___ Data for the task ___
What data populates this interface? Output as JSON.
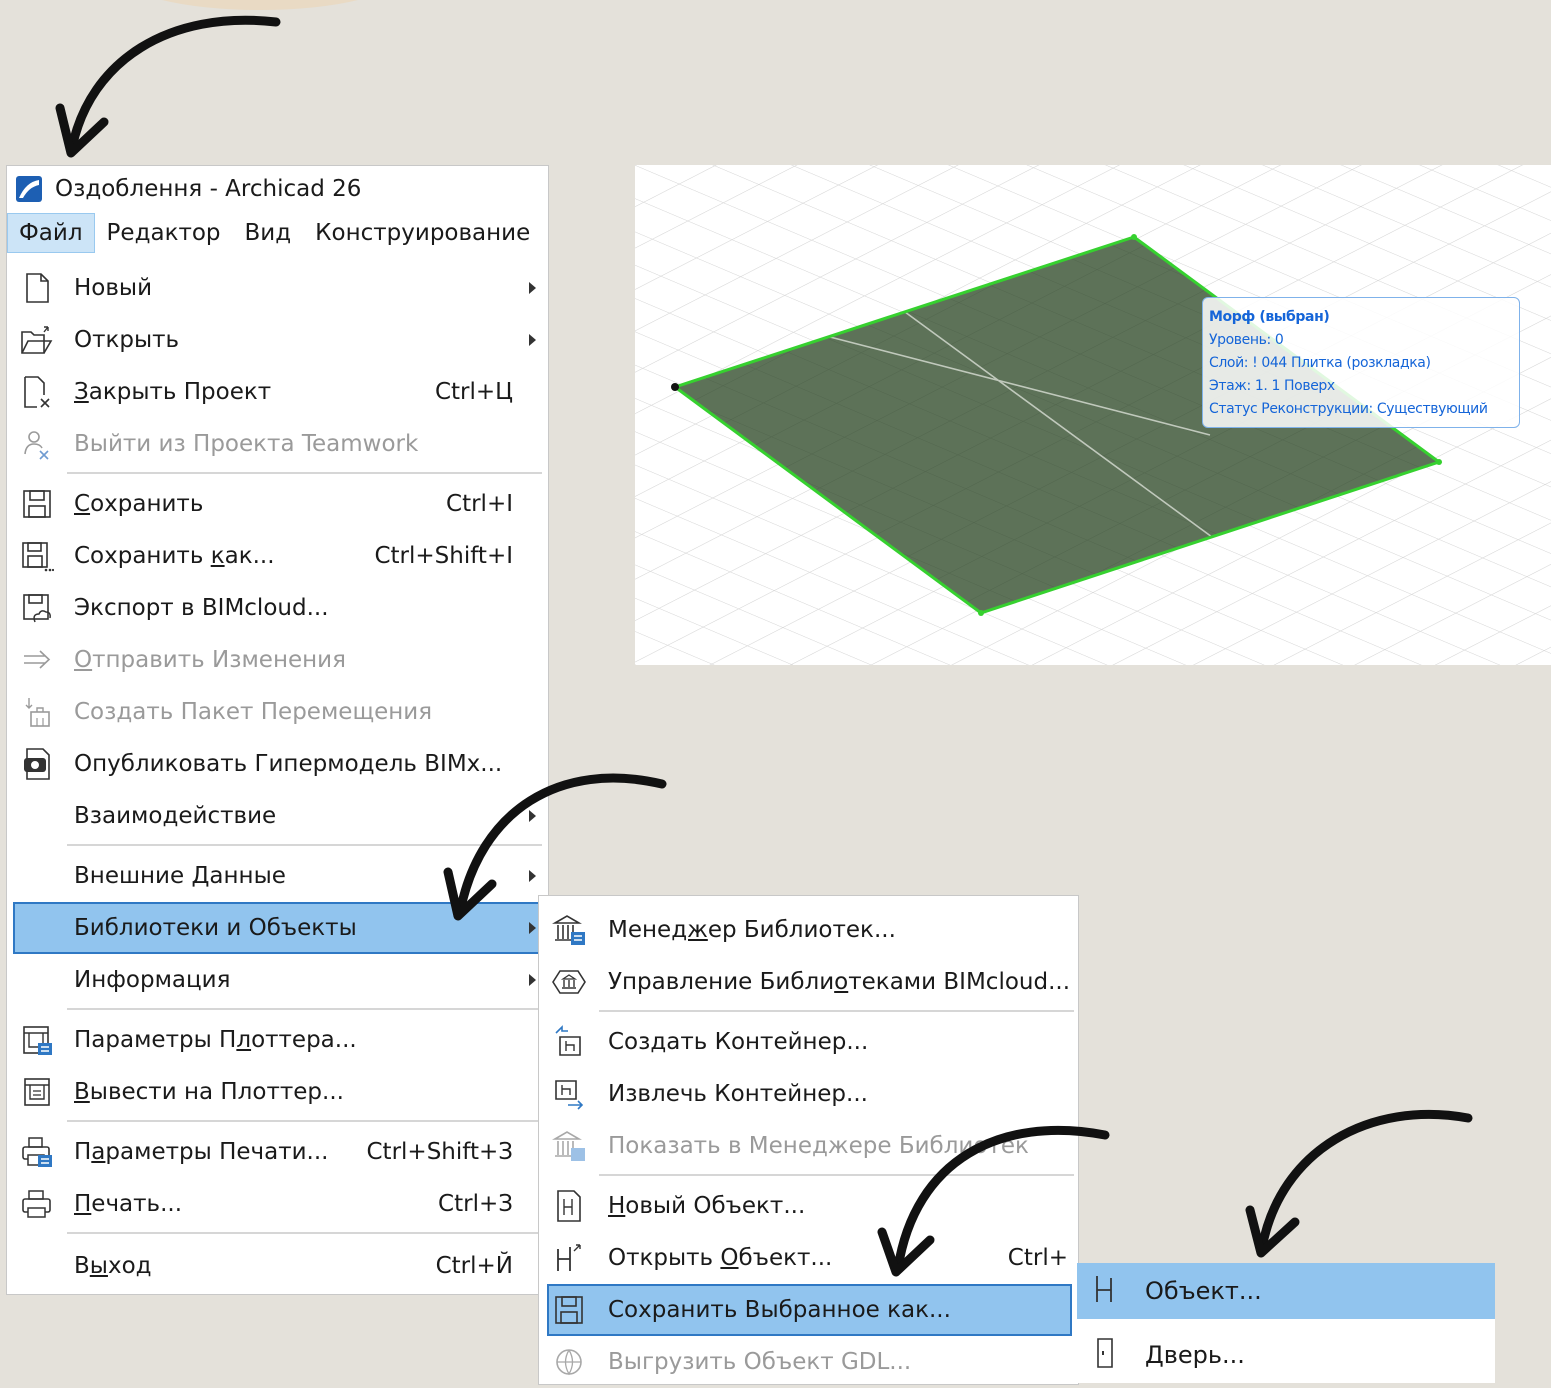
{
  "window": {
    "title": "Оздоблення - Archicad 26"
  },
  "menubar": [
    "Файл",
    "Редактор",
    "Вид",
    "Конструирование"
  ],
  "file_menu": {
    "new": "Новый",
    "open": "Открыть",
    "close_project": "Закрыть Проект",
    "close_project_sc": "Ctrl+Ц",
    "leave_teamwork": "Выйти из Проекта Teamwork",
    "save": "Сохранить",
    "save_sc": "Ctrl+І",
    "save_as": "Сохранить как...",
    "save_as_sc": "Ctrl+Shift+І",
    "export_bimcloud": "Экспорт в BIMcloud...",
    "send_changes": "Отправить Изменения",
    "create_package": "Создать Пакет Перемещения",
    "publish_bimx": "Опубликовать Гипермодель BIMx...",
    "interoperability": "Взаимодействие",
    "external_data": "Внешние Данные",
    "libraries_objects": "Библиотеки и Объекты",
    "info": "Информация",
    "plotter_setup": "Параметры Плоттера...",
    "plot": "Вывести на Плоттер...",
    "print_setup": "Параметры Печати...",
    "print_setup_sc": "Ctrl+Shift+З",
    "print": "Печать...",
    "print_sc": "Ctrl+З",
    "exit": "Выход",
    "exit_sc": "Ctrl+Й"
  },
  "libraries_submenu": {
    "library_manager": "Менеджер Библиотек...",
    "bimcloud_libraries": "Управление Библиотеками BIMcloud...",
    "create_container": "Создать Контейнер...",
    "extract_container": "Извлечь Контейнер...",
    "show_in_manager": "Показать в Менеджере Библиотек",
    "new_object": "Новый Объект...",
    "open_object": "Открыть Объект...",
    "open_object_sc": "Ctrl+",
    "save_selection_as": "Сохранить Выбранное как...",
    "export_gdl": "Выгрузить Объект GDL..."
  },
  "save_as_submenu": {
    "object": "Объект...",
    "door": "Дверь..."
  },
  "tooltip": {
    "title": "Морф (выбран)",
    "level": "Уровень: 0",
    "layer": "Слой: ! 044 Плитка (розкладка)",
    "story": "Этаж: 1. 1 Поверх",
    "status": "Статус Реконструкции: Существующий"
  },
  "colors": {
    "highlight": "#91c4ee",
    "highlight_border": "#2f78c4",
    "morph_fill": "#5d7258",
    "morph_edge": "#36d12f",
    "tooltip_text": "#1565d8",
    "background": "#e4e1da"
  }
}
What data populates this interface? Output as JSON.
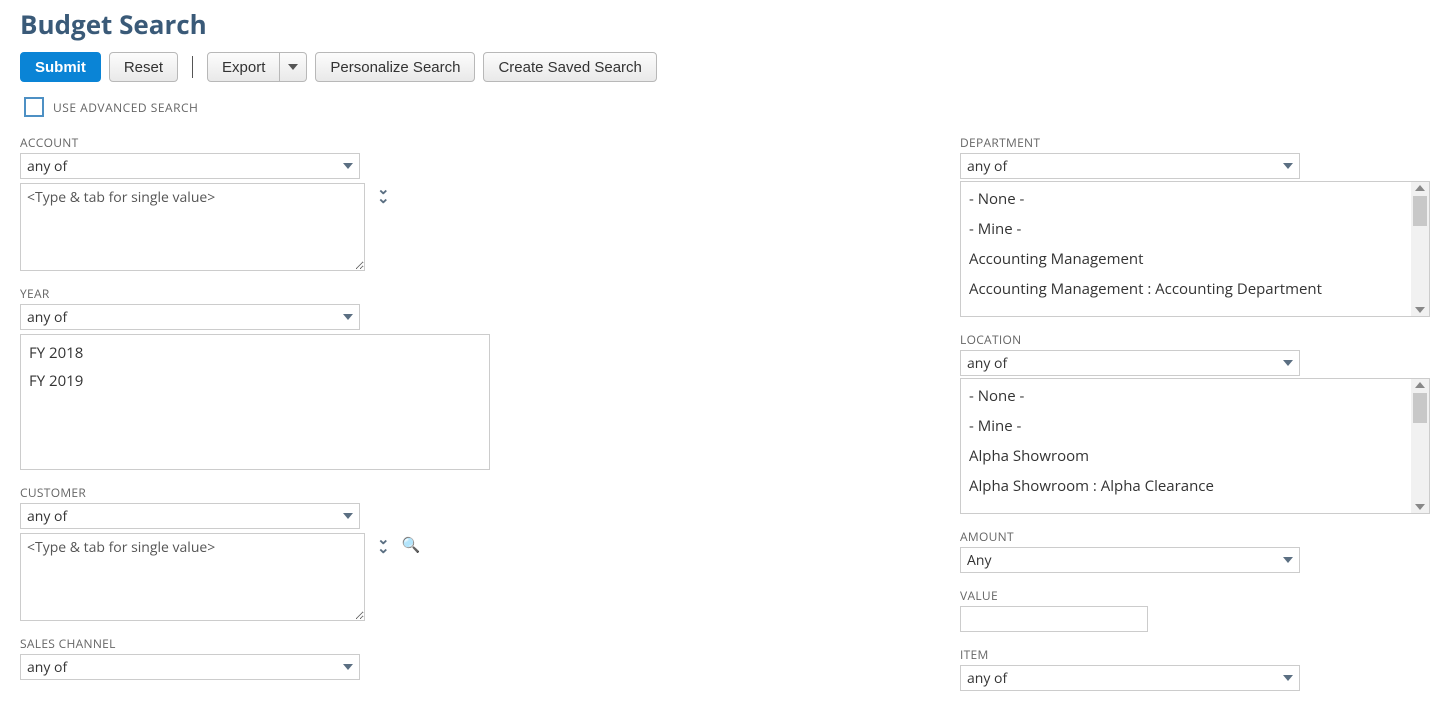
{
  "page": {
    "title": "Budget Search"
  },
  "toolbar": {
    "submit": "Submit",
    "reset": "Reset",
    "export": "Export",
    "personalize": "Personalize Search",
    "create_saved": "Create Saved Search"
  },
  "advanced": {
    "label": "USE ADVANCED SEARCH",
    "checked": false
  },
  "placeholders": {
    "type_tab": "<Type & tab for single value>"
  },
  "filters": {
    "account": {
      "label": "ACCOUNT",
      "op": "any of"
    },
    "year": {
      "label": "YEAR",
      "op": "any of",
      "options": [
        "FY 2018",
        "FY 2019"
      ]
    },
    "customer": {
      "label": "CUSTOMER",
      "op": "any of"
    },
    "sales_channel": {
      "label": "SALES CHANNEL",
      "op": "any of"
    },
    "department": {
      "label": "DEPARTMENT",
      "op": "any of",
      "options": [
        "- None -",
        "- Mine -",
        "Accounting Management",
        "Accounting Management : Accounting Department"
      ]
    },
    "location": {
      "label": "LOCATION",
      "op": "any of",
      "options": [
        "- None -",
        "- Mine -",
        "Alpha Showroom",
        "Alpha Showroom : Alpha Clearance"
      ]
    },
    "amount": {
      "label": "AMOUNT",
      "op": "Any"
    },
    "value": {
      "label": "VALUE",
      "val": ""
    },
    "item": {
      "label": "ITEM",
      "op": "any of"
    }
  }
}
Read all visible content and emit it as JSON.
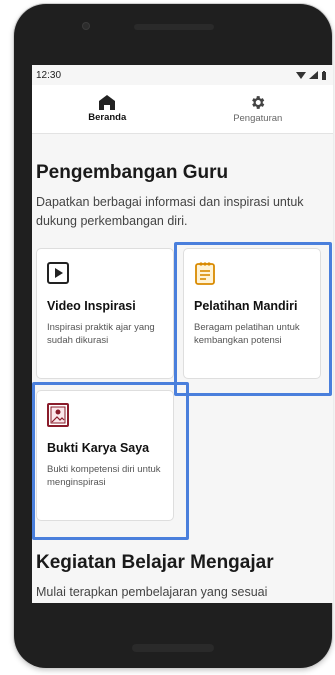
{
  "status_bar": {
    "time": "12:30"
  },
  "tabs": [
    {
      "label": "Beranda",
      "icon": "home-icon",
      "active": true
    },
    {
      "label": "Pengaturan",
      "icon": "gear-icon",
      "active": false
    }
  ],
  "section1": {
    "title": "Pengembangan Guru",
    "description": "Dapatkan berbagai informasi dan inspirasi untuk dukung perkembangan diri."
  },
  "cards": [
    {
      "title": "Video Inspirasi",
      "description": "Inspirasi praktik ajar yang sudah dikurasi",
      "icon": "video-play-icon"
    },
    {
      "title": "Pelatihan Mandiri",
      "description": "Beragam pelatihan untuk kembangkan potensi",
      "icon": "notepad-icon"
    },
    {
      "title": "Bukti Karya Saya",
      "description": "Bukti kompetensi diri untuk menginspirasi",
      "icon": "certificate-icon"
    }
  ],
  "section2": {
    "title": "Kegiatan Belajar Mengajar",
    "description": "Mulai terapkan pembelajaran yang sesuai"
  },
  "colors": {
    "highlight": "#4a7fdc",
    "phone_frame": "#1f1f1f",
    "screen_bg": "#f6f6f6"
  }
}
___
▶ **Direction**
Extract lines where the string "title" occurs.

▶ **Correct result**
    "title": "Оздоблення - Archicad 26"
    "title": "Морф (выбран)",
    "title": "Budget Search"
    "title": "Pengembangan Guru",
      "title": "Video Inspirasi",
      "title": "Pelatihan Mandiri",
      "title": "Bukti Karya Saya",
    "title": "Kegiatan Belajar Mengajar",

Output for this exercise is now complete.